» **Stored records**:
:::::

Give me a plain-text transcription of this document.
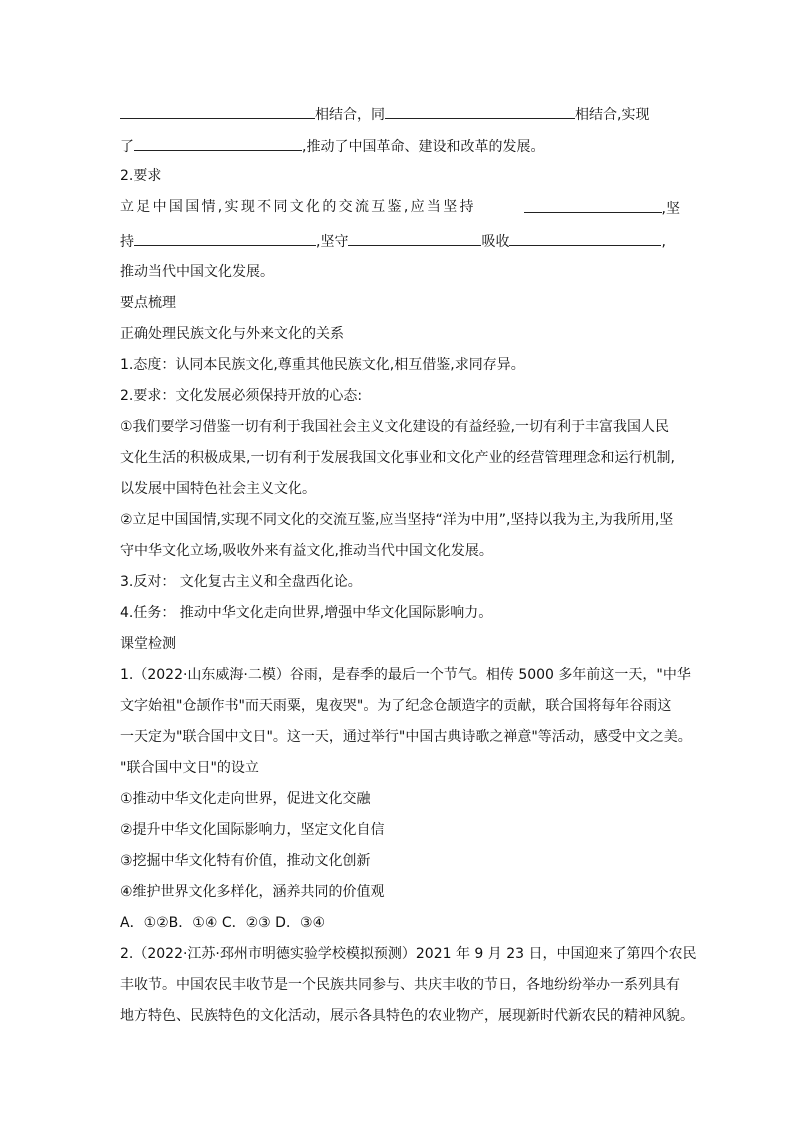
相结合，同	相结合,实现
了	,推动了中国革命、建设和改革的发展。
2.要求
立足中国国情,实现不同文化的交流互鉴,应当坚持	,坚
持	,坚守	吸收	,
推动当代中国文化发展。
要点梳理
正确处理民族文化与外来文化的关系
1.态度：认同本民族文化,尊重其他民族文化,相互借鉴,求同存异。
2.要求：文化发展必须保持开放的心态:
①我们要学习借鉴一切有利于我国社会主义文化建设的有益经验,一切有利于丰富我国人民
文化生活的积极成果,一切有利于发展我国文化事业和文化产业的经营管理理念和运行机制,
以发展中国特色社会主义文化。
②立足中国国情,实现不同文化的交流互鉴,应当坚持“洋为中用”,坚持以我为主,为我所用,坚
守中华文化立场,吸收外来有益文化,推动当代中国文化发展。
3.反对： 文化复古主义和全盘西化论。
4.任务： 推动中华文化走向世界,增强中华文化国际影响力。
课堂检测
1.（2022·山东威海·二模）谷雨，是春季的最后一个节气。相传 5000 多年前这一天，"中华
文字始祖"仓颉作书"而天雨粟，鬼夜哭"。为了纪念仓颉造字的贡献，联合国将每年谷雨这
一天定为"联合国中文日"。这一天，通过举行"中国古典诗歌之禅意"等活动，感受中文之美。
"联合国中文日"的设立
①推动中华文化走向世界，促进文化交融
②提升中华文化国际影响力，坚定文化自信
③挖掘中华文化特有价值，推动文化创新
④维护世界文化多样化，涵养共同的价值观
A．①②B．①④ C．②③ D．③④
2.（2022·江苏·邳州市明德实验学校模拟预测）2021 年 9 月 23 日，中国迎来了第四个农民
丰收节。中国农民丰收节是一个民族共同参与、共庆丰收的节日，各地纷纷举办一系列具有
地方特色、民族特色的文化活动，展示各具特色的农业物产，展现新时代新农民的精神风貌。
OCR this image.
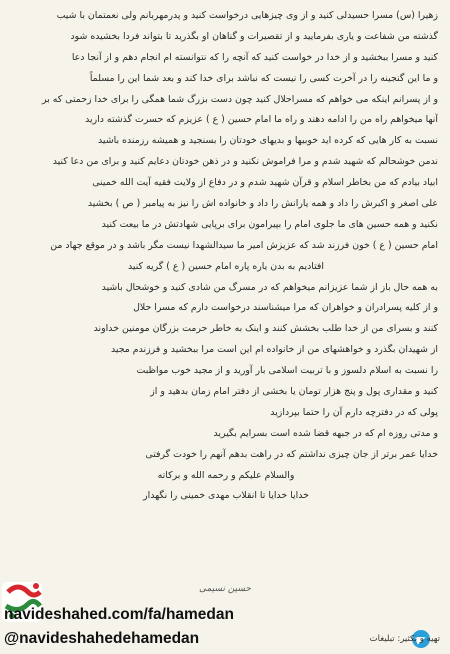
زهیرا (س) مسرا حسیدلی کنید و از وی چیزهایی درخواست کنید و پدرمهربانم ولی نعمتمان با شیب
گذشته من شفاعت و یاری بفرمایید و از تقصیرات و گناهان او بگذرید تا بتواند فردا بخشیده شود
کنید و مسرا ببخشید و از خدا در خواست کنید که آنچه را که نتوانسته ام انجام دهم و از آنجا دعا
و ما این گنجینه را در آخرت کسی را نیست که نباشد برای خدا کند و بعد شما این را مسلماً
و از پسرانم اینکه می خواهم که مسراحلال کنید چون دست بزرگ شما همگی را برای خدا زحمتی که بر
آنها میخواهم راه من را ادامه دهند و راه ما امام حسین ( ع ) عزیزم که حسرت گذشته دارید
نسبت به کار هایی که کرده اید خوبیها و بدیهای خودتان را بسنجید و همیشه رزمنده باشید
ندمن خوشحالم که شهید شدم و مرا فراموش نکنید و در ذهن خودتان دعایم کنید و برای من دعا کنید
ابیاد بیادم که من بخاطر اسلام و قرآن شهید شدم و در دفاع از ولایت فقیه آیت الله خمینی
علی اصغر و اکبرش را داد و همه یارانش را داد و خانواده اش را نیز به پیامبر ( ص ) بخشید
نکنید و همه حسین های ما جلوی امام را بپیرامون برای برپایی شهادتش در ما بیعت کنید
امام حسین ( ع ) خون فرزند شد که عزیزش امیر ما سیدالشهدا نیست مگر باشد و در موقع جهاد من
افتادیم به بدن یاره پاره امام حسین ( ع ) گریه کنید
به همه حال باز از شما عزیزانم میخواهم که در مسرگ من شادی کنید و خوشحال باشید
و از کلیه پسرادران و خواهران که مرا میشناسند درخواست دارم که مسرا حلال
کنند و بسرای من از خدا طلب بخشش کنند و اینک به خاطر حرمت بزرگان مومنین خداوند
از شهیدان بگذرد و خواهشهای من از خانواده ام این است مرا ببخشید و فرزندم مجید
را نسبت به اسلام دلسوز و با تربیت اسلامی بار آورید و از مجید خوب مواظبت
کنید و مقداری پول و پنج هزار تومان یا بخشی از دفتر امام زمان بدهید و از
پولی که در دفترچه دارم آن را حتما بپردازید
و مدتی روزه ام که در جبهه قضا شده است بسرایم بگیرید
خدایا عمر برتر از جان چیزی نداشتم که در راهت بدهم آنهم را خودت گرفتی
والسلام علیکم و رحمه الله و برکاته
خدایا خدایا تا انقلاب مهدی خمینی را نگهدار
حسین نسیمی
navideshahed.com/fa/hamedan
@navideshahedehamedan	تهیه و تکثیر: تبلیغات
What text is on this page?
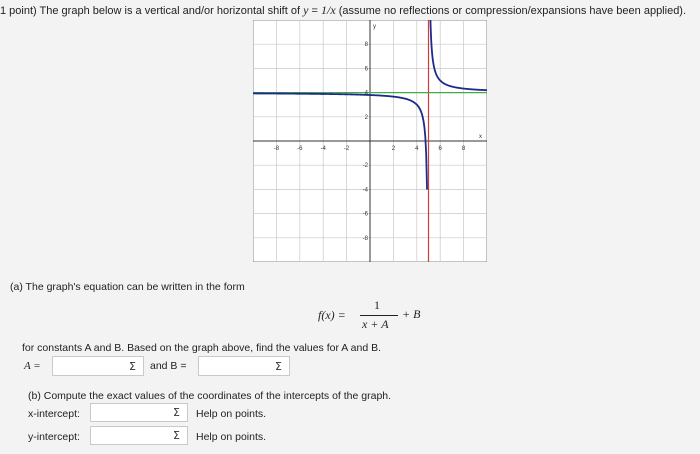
1 point) The graph below is a vertical and/or horizontal shift of y = 1/x (assume no reflections or compression/expansions have been applied).
-8	-6	-4	-2	2	4	6	8
8
6
4
2
-2
-4
-6
-8
x
y
(a) The graph's equation can be written in the form
f(x) =
1
x + A
+ B
for constants A and B. Based on the graph above, find the values for A and B.
A =	Σ and B =	Σ
(b) Compute the exact values of the coordinates of the intercepts of the graph.
x-intercept:	Σ Help on points.
y-intercept:	Σ Help on points.
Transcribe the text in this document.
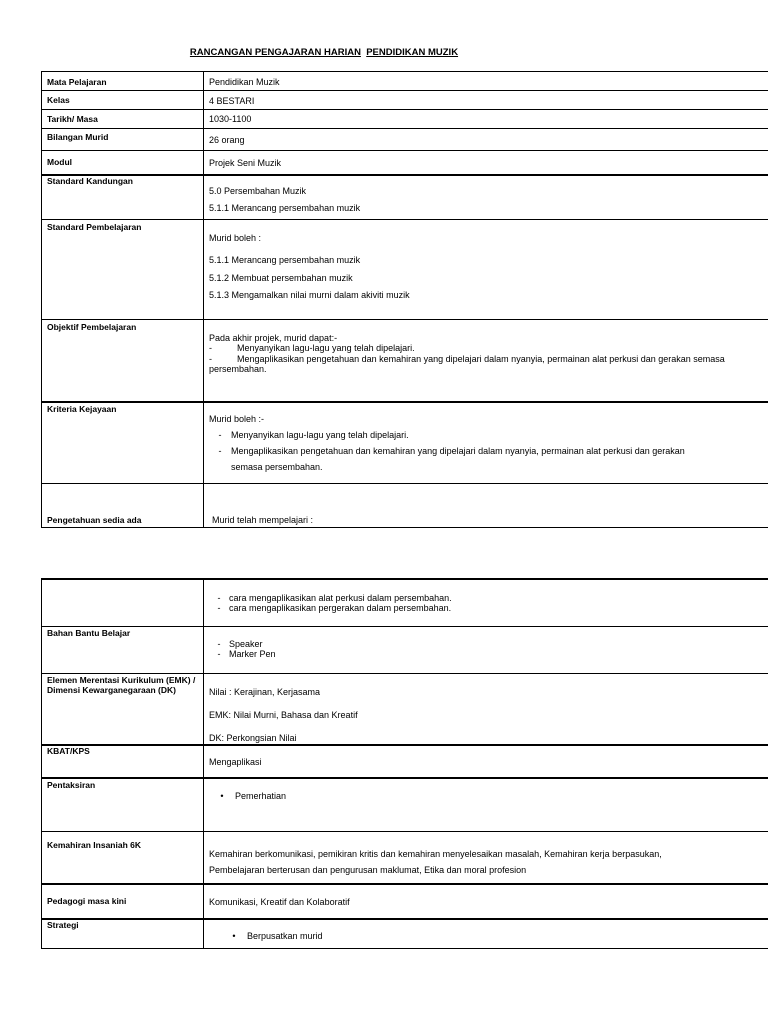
RANCANGAN PENGAJARAN HARIAN PENDIDIKAN MUZIK
Mata Pelajaran	Pendidikan Muzik
Kelas	4 BESTARI
Tarikh/ Masa	1030-1100
Bilangan Murid	26 orang
Modul	Projek Seni Muzik
Standard Kandungan	5.0 Persembahan Muzik
5.1.1 Merancang persembahan muzik

Standard Pembelajaran	Murid boleh :
5.1.1 Merancang persembahan muzik
5.1.2 Membuat persembahan muzik
5.1.3 Mengamalkan nilai murni dalam akiviti muzik

Objektif Pembelajaran	Pada akhir projek, murid dapat:-
- Menyanyikan lagu-lagu yang telah dipelajari.
- Mengaplikasikan pengetahuan dan kemahiran yang dipelajari dalam nyanyia, permainan alat perkusi dan gerakan semasa persembahan.

Kriteria Kejayaan	Murid boleh :-
- Menyanyikan lagu-lagu yang telah dipelajari.
- Mengaplikasikan pengetahuan dan kemahiran yang dipelajari dalam nyanyia, permainan alat perkusi dan gerakan
semasa persembahan.

Pengetahuan sedia ada	Murid telah mempelajari :

	- cara mengaplikasikan alat perkusi dalam persembahan.
- cara mengaplikasikan pergerakan dalam persembahan.

Bahan Bantu Belajar	- Speaker
- Marker Pen

Elemen Merentasi Kurikulum (EMK) / Dimensi Kewarganegaraan (DK)	Nilai : Kerajinan, Kerjasama
EMK: Nilai Murni, Bahasa dan Kreatif
DK: Perkongsian Nilai

KBAT/KPS	Mengaplikasi
Pentaksiran	• Pemerhatian

Kemahiran Insaniah 6K	Kemahiran berkomunikasi, pemikiran kritis dan kemahiran menyelesaikan masalah, Kemahiran kerja berpasukan,
Pembelajaran berterusan dan pengurusan maklumat, Etika dan moral profesion

Pedagogi masa kini	Komunikasi, Kreatif dan Kolaboratif
Strategi	• Berpusatkan murid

:::::

Starting at the line with "Transcribe the text in this document.", output each line through the final one of the listing above, and nothing else. Pictures are to be left out.

Transcribe the text in this document.
RANCANGAN PENGAJARAN HARIAN PENDIDIKAN MUZIK
Mata Pelajaran	Pendidikan Muzik
Kelas	4 BESTARI
Tarikh/ Masa	1030-1100
Bilangan Murid	26 orang
Modul	Projek Seni Muzik
Standard Kandungan	5.0 Persembahan Muzik
5.1.1 Merancang persembahan muzik

Standard Pembelajaran	Murid boleh :
5.1.1 Merancang persembahan muzik
5.1.2 Membuat persembahan muzik
5.1.3 Mengamalkan nilai murni dalam akiviti muzik

Objektif Pembelajaran	Pada akhir projek, murid dapat:-
- Menyanyikan lagu-lagu yang telah dipelajari.
- Mengaplikasikan pengetahuan dan kemahiran yang dipelajari dalam nyanyia, permainan alat perkusi dan gerakan semasa persembahan.

Kriteria Kejayaan	Murid boleh :-
- Menyanyikan lagu-lagu yang telah dipelajari.
- Mengaplikasikan pengetahuan dan kemahiran yang dipelajari dalam nyanyia, permainan alat perkusi dan gerakan
semasa persembahan.

Pengetahuan sedia ada	Murid telah mempelajari :

	- cara mengaplikasikan alat perkusi dalam persembahan.
- cara mengaplikasikan pergerakan dalam persembahan.

Bahan Bantu Belajar	- Speaker
- Marker Pen

Elemen Merentasi Kurikulum (EMK) / Dimensi Kewarganegaraan (DK)	Nilai : Kerajinan, Kerjasama
EMK: Nilai Murni, Bahasa dan Kreatif
DK: Perkongsian Nilai

KBAT/KPS	Mengaplikasi
Pentaksiran	• Pemerhatian

Kemahiran Insaniah 6K	Kemahiran berkomunikasi, pemikiran kritis dan kemahiran menyelesaikan masalah, Kemahiran kerja berpasukan,
Pembelajaran berterusan dan pengurusan maklumat, Etika dan moral profesion

Pedagogi masa kini	Komunikasi, Kreatif dan Kolaboratif
Strategi	• Berpusatkan murid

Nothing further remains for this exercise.